— Start INFORMATION SUPPLIED —

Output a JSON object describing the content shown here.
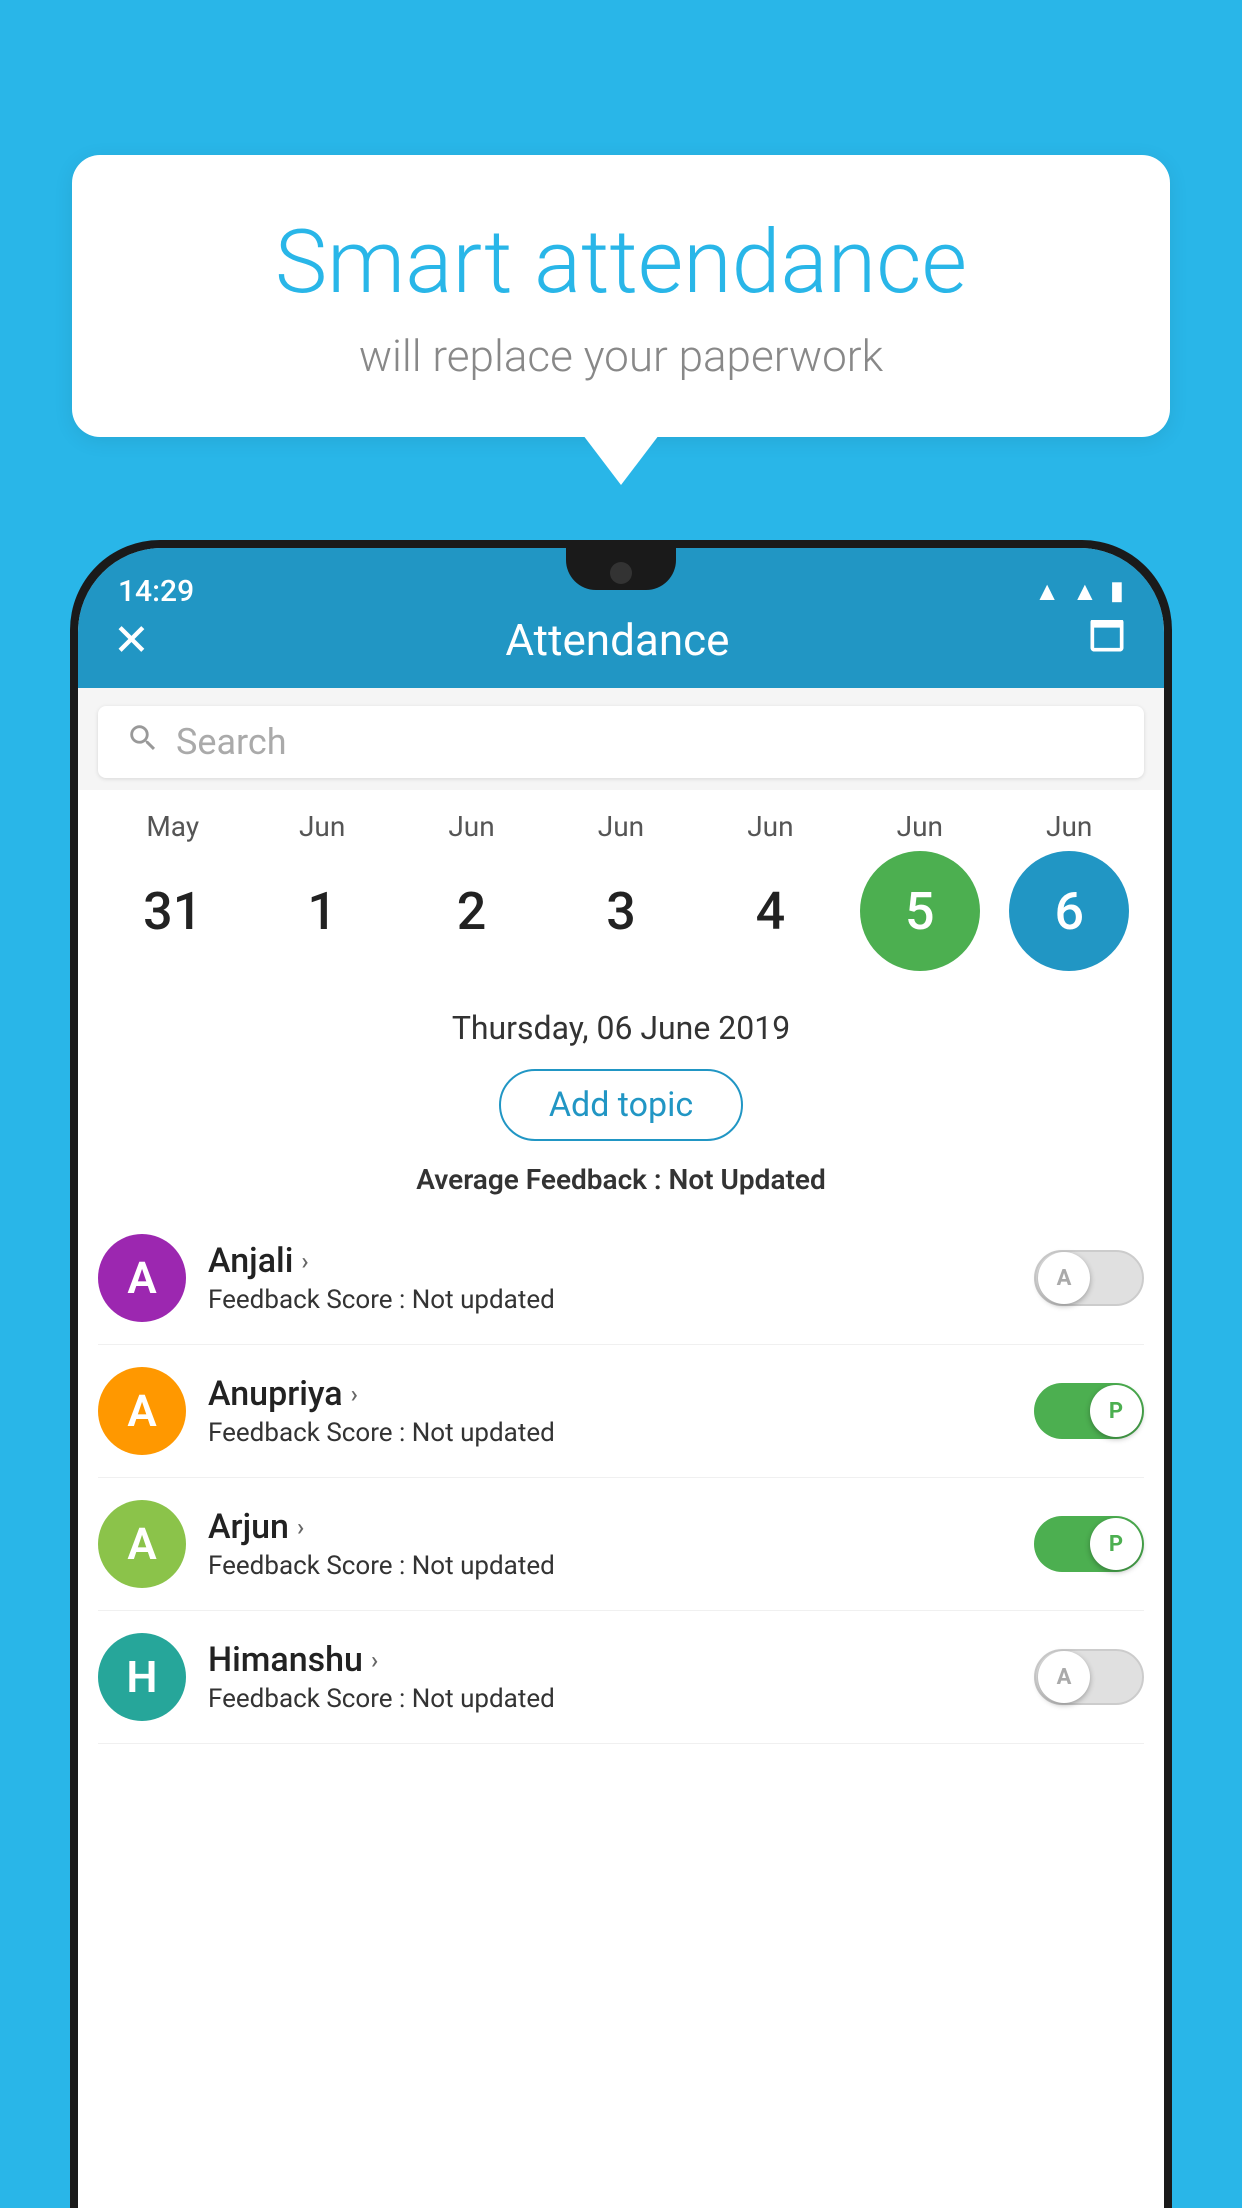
{
  "background": {
    "color": "#29b6e8"
  },
  "speech_bubble": {
    "title": "Smart attendance",
    "subtitle": "will replace your paperwork"
  },
  "status_bar": {
    "time": "14:29",
    "wifi_icon": "wifi",
    "signal_icon": "signal",
    "battery_icon": "battery"
  },
  "app_bar": {
    "close_icon": "✕",
    "title": "Attendance",
    "calendar_icon": "📅"
  },
  "search": {
    "placeholder": "Search"
  },
  "calendar": {
    "months": [
      "May",
      "Jun",
      "Jun",
      "Jun",
      "Jun",
      "Jun",
      "Jun"
    ],
    "dates": [
      "31",
      "1",
      "2",
      "3",
      "4",
      "5",
      "6"
    ],
    "today_index": 5,
    "selected_index": 6
  },
  "info": {
    "selected_date": "Thursday, 06 June 2019",
    "add_topic_label": "Add topic",
    "average_feedback_label": "Average Feedback : ",
    "average_feedback_value": "Not Updated"
  },
  "students": [
    {
      "name": "Anjali",
      "avatar_letter": "A",
      "avatar_color": "purple",
      "feedback_label": "Feedback Score : ",
      "feedback_value": "Not updated",
      "toggle_state": "off",
      "toggle_letter": "A"
    },
    {
      "name": "Anupriya",
      "avatar_letter": "A",
      "avatar_color": "orange",
      "feedback_label": "Feedback Score : ",
      "feedback_value": "Not updated",
      "toggle_state": "on",
      "toggle_letter": "P"
    },
    {
      "name": "Arjun",
      "avatar_letter": "A",
      "avatar_color": "green",
      "feedback_label": "Feedback Score : ",
      "feedback_value": "Not updated",
      "toggle_state": "on",
      "toggle_letter": "P"
    },
    {
      "name": "Himanshu",
      "avatar_letter": "H",
      "avatar_color": "teal",
      "feedback_label": "Feedback Score : ",
      "feedback_value": "Not updated",
      "toggle_state": "off",
      "toggle_letter": "A"
    }
  ]
}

— End INFORMATION SUPPLIED —

◆ **TASK BRIEF**
Without the pictures, repeat all the records word for word.

◆ **WORKED ANSWER**
Output a JSON object describing the content shown here.
{
  "background": {
    "color": "#29b6e8"
  },
  "speech_bubble": {
    "title": "Smart attendance",
    "subtitle": "will replace your paperwork"
  },
  "status_bar": {
    "time": "14:29",
    "wifi_icon": "wifi",
    "signal_icon": "signal",
    "battery_icon": "battery"
  },
  "app_bar": {
    "close_icon": "✕",
    "title": "Attendance",
    "calendar_icon": "📅"
  },
  "search": {
    "placeholder": "Search"
  },
  "calendar": {
    "months": [
      "May",
      "Jun",
      "Jun",
      "Jun",
      "Jun",
      "Jun",
      "Jun"
    ],
    "dates": [
      "31",
      "1",
      "2",
      "3",
      "4",
      "5",
      "6"
    ],
    "today_index": 5,
    "selected_index": 6
  },
  "info": {
    "selected_date": "Thursday, 06 June 2019",
    "add_topic_label": "Add topic",
    "average_feedback_label": "Average Feedback : ",
    "average_feedback_value": "Not Updated"
  },
  "students": [
    {
      "name": "Anjali",
      "avatar_letter": "A",
      "avatar_color": "purple",
      "feedback_label": "Feedback Score : ",
      "feedback_value": "Not updated",
      "toggle_state": "off",
      "toggle_letter": "A"
    },
    {
      "name": "Anupriya",
      "avatar_letter": "A",
      "avatar_color": "orange",
      "feedback_label": "Feedback Score : ",
      "feedback_value": "Not updated",
      "toggle_state": "on",
      "toggle_letter": "P"
    },
    {
      "name": "Arjun",
      "avatar_letter": "A",
      "avatar_color": "green",
      "feedback_label": "Feedback Score : ",
      "feedback_value": "Not updated",
      "toggle_state": "on",
      "toggle_letter": "P"
    },
    {
      "name": "Himanshu",
      "avatar_letter": "H",
      "avatar_color": "teal",
      "feedback_label": "Feedback Score : ",
      "feedback_value": "Not updated",
      "toggle_state": "off",
      "toggle_letter": "A"
    }
  ]
}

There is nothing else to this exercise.